### Stored data

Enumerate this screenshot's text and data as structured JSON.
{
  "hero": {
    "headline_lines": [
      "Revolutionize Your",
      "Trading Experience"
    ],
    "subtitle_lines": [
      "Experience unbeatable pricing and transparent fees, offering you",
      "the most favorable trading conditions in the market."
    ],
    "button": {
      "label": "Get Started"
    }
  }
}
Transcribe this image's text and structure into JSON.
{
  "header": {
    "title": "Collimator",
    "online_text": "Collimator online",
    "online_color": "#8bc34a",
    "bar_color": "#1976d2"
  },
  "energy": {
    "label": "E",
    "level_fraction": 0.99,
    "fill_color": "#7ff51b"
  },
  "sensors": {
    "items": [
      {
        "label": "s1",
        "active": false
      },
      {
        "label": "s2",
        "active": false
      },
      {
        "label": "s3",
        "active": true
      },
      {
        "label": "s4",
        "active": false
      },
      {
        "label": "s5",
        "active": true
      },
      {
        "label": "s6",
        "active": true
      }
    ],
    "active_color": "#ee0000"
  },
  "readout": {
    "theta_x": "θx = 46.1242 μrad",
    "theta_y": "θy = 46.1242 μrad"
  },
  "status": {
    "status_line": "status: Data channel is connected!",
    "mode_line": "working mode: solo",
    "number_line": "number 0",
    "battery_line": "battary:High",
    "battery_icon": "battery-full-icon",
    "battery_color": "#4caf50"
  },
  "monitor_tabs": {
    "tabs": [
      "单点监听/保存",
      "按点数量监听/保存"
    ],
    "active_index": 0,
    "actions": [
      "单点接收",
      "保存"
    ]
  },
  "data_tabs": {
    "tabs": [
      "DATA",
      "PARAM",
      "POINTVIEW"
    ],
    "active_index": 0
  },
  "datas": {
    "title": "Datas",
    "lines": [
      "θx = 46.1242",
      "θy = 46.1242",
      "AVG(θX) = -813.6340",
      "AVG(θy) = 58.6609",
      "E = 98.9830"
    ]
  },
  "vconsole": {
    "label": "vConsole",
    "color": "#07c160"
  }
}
---
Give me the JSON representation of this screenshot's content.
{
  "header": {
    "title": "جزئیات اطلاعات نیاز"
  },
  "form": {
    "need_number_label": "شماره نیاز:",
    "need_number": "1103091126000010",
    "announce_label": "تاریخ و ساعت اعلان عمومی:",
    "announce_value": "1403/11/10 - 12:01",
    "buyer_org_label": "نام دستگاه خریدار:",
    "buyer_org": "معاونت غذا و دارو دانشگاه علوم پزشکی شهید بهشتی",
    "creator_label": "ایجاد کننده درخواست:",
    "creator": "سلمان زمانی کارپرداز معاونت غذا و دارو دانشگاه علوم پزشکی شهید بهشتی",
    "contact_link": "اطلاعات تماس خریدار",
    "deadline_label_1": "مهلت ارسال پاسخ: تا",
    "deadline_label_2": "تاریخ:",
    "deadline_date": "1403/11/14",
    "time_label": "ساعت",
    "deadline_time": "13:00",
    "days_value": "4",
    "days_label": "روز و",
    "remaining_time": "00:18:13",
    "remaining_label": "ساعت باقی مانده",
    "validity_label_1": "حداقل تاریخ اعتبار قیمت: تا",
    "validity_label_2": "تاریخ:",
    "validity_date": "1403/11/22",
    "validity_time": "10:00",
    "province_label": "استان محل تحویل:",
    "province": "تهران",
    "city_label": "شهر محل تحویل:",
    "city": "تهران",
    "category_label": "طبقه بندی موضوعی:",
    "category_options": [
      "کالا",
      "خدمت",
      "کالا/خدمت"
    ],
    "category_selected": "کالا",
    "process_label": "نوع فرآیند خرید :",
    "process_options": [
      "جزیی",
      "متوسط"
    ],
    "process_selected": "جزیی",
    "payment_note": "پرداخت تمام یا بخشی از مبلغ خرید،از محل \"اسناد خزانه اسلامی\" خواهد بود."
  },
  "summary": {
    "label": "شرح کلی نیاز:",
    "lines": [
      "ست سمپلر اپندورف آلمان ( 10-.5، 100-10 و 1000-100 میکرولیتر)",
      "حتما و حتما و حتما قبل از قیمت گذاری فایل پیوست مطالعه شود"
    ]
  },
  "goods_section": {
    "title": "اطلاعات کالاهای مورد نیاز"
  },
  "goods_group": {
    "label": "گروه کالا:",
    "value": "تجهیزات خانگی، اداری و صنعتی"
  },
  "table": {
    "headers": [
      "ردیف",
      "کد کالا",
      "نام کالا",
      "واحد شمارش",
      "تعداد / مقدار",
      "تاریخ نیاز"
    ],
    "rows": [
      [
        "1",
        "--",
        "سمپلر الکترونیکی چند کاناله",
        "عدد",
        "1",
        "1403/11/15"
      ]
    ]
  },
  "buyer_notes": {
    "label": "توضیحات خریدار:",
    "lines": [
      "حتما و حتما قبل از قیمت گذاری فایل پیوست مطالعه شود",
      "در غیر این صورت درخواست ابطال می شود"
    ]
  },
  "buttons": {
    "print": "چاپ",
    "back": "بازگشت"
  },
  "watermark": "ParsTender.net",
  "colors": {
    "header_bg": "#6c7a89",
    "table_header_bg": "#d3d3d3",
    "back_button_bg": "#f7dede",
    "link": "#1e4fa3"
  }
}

### Objective
From the listing above, copy out each line where the word "قیمت" appears.

### Complete response
    "validity_label_1": "حداقل تاریخ اعتبار قیمت: تا",
      "حتما و حتما و حتما قبل از قیمت گذاری فایل پیوست مطالعه شود"
      "حتما و حتما قبل از قیمت گذاری فایل پیوست مطالعه شود",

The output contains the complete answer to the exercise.